— Begin —
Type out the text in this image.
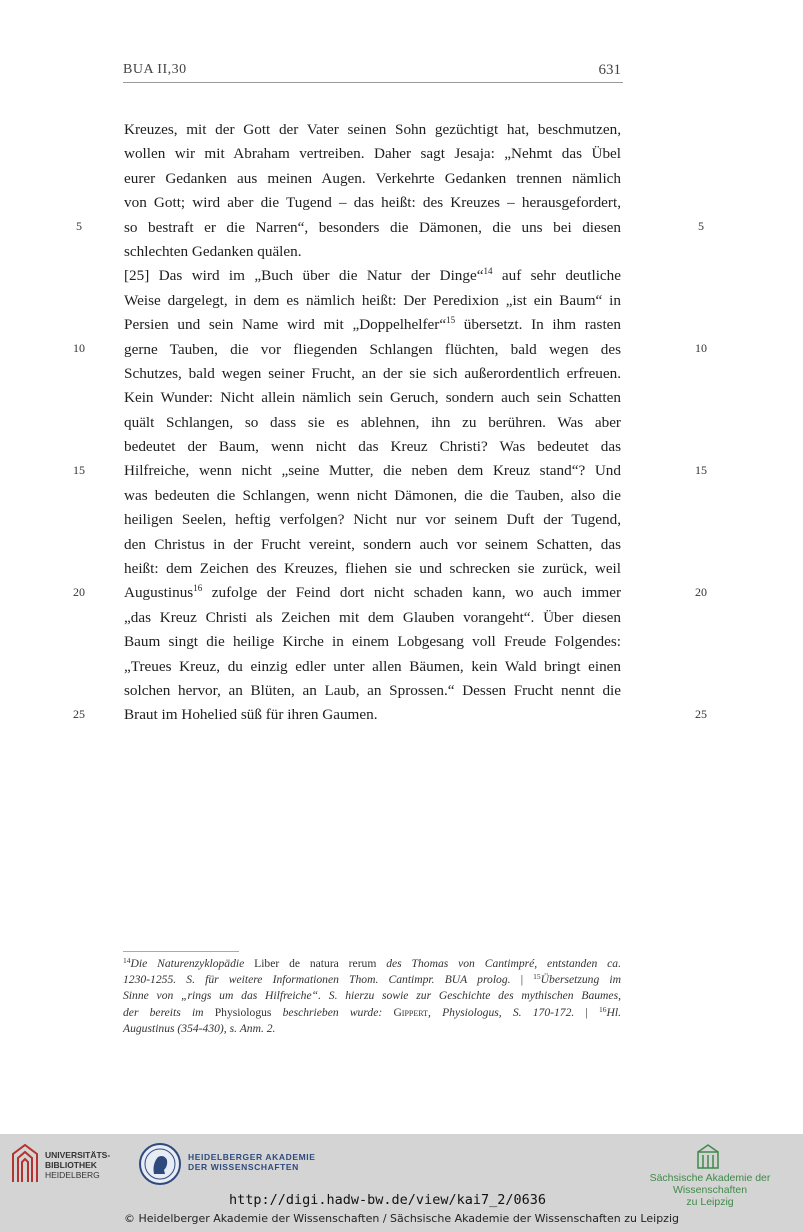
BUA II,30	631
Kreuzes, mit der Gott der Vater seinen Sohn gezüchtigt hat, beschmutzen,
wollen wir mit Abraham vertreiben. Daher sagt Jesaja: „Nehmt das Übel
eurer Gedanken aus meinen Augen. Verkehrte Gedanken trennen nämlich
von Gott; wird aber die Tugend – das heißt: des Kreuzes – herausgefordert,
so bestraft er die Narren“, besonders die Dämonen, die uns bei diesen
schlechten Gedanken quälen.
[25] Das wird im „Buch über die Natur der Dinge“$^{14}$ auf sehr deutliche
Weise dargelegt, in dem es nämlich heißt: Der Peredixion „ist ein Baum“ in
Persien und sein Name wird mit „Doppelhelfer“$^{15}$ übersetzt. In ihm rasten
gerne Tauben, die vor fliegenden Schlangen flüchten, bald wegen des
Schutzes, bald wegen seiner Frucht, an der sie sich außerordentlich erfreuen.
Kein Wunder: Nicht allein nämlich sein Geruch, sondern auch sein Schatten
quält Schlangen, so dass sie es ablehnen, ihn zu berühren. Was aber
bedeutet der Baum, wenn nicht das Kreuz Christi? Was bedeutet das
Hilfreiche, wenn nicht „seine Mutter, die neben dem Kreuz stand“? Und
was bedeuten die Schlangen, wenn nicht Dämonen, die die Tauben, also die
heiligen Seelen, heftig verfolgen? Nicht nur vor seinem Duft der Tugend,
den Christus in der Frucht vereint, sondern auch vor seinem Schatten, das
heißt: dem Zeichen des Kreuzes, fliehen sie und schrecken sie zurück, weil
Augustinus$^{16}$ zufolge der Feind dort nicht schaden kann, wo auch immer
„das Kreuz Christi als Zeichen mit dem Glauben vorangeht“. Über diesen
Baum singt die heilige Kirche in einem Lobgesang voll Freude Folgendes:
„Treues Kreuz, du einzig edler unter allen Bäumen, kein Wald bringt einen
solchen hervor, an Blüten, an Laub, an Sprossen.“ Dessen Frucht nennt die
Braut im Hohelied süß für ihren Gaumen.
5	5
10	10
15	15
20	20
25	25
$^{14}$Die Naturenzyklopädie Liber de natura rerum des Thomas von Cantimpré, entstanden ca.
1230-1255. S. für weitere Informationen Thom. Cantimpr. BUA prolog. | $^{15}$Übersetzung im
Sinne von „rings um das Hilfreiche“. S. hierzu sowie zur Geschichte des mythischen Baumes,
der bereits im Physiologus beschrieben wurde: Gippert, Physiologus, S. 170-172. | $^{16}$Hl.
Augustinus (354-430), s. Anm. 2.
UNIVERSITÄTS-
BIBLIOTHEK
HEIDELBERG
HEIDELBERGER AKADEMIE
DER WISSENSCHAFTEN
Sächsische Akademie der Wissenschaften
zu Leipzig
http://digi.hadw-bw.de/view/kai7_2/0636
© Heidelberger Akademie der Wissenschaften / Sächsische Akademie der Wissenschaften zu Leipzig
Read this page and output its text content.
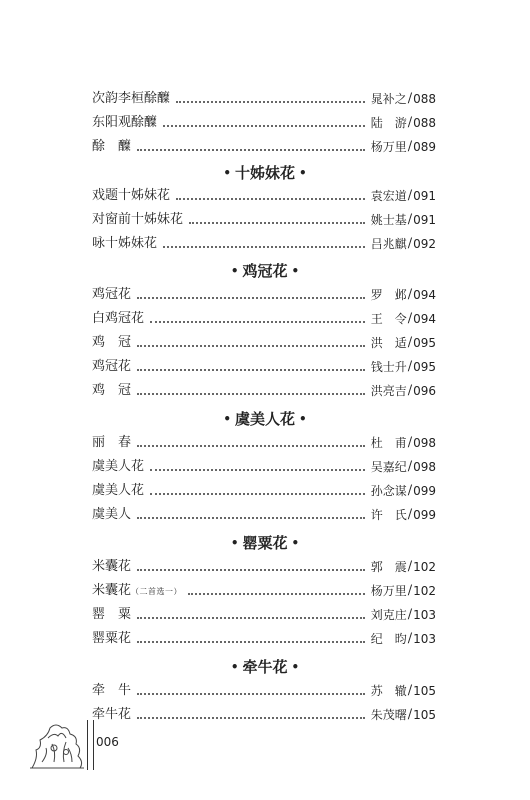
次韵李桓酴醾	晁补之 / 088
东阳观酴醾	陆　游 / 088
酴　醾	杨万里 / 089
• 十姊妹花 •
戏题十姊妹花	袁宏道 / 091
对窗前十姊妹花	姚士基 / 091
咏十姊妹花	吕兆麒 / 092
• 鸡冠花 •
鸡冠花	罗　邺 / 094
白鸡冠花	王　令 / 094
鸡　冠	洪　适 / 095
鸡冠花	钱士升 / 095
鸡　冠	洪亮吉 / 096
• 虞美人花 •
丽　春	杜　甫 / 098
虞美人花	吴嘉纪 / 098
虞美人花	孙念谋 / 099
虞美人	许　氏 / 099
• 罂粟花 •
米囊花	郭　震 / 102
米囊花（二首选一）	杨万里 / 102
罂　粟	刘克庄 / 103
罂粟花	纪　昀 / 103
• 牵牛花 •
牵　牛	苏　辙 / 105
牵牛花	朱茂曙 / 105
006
— End —
_Written instruction_: Your reply is one number: how many lines of the records above contain the word "aber".

_Task answer_: 2